(Items from a figure collection)

#####

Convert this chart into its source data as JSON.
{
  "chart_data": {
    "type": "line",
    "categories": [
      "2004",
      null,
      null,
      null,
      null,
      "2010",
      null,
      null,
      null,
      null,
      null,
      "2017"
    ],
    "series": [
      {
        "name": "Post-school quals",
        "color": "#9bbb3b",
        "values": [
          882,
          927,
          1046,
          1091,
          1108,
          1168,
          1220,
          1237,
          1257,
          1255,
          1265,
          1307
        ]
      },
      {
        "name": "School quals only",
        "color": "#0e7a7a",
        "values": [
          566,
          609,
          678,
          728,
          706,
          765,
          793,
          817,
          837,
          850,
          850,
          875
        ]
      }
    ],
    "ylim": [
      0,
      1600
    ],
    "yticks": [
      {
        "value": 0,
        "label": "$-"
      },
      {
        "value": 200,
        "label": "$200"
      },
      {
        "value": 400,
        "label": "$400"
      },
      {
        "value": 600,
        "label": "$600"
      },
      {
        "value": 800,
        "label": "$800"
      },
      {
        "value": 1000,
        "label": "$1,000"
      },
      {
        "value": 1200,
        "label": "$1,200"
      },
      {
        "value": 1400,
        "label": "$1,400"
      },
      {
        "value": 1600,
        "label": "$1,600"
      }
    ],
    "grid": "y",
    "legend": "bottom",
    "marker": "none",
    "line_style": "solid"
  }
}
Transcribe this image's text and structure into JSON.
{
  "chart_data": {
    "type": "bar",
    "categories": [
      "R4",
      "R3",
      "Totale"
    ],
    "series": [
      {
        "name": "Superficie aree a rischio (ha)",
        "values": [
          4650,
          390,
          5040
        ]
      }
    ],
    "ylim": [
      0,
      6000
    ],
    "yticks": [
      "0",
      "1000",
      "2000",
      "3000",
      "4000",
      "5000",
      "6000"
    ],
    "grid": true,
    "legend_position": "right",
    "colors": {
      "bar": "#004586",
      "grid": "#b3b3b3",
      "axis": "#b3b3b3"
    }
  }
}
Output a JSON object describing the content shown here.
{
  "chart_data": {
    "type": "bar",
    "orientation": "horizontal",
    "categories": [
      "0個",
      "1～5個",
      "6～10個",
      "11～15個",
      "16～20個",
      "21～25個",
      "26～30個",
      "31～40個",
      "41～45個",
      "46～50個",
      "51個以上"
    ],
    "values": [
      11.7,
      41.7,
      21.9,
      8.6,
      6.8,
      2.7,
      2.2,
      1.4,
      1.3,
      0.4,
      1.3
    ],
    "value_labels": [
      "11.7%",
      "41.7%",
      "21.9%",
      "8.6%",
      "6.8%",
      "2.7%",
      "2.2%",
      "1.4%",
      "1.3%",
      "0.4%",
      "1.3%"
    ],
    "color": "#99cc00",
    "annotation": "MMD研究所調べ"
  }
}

#####

--- Exercise directions ---
Report only how many lines in the entries contain "JSON".

--- Solution to the problem ---
3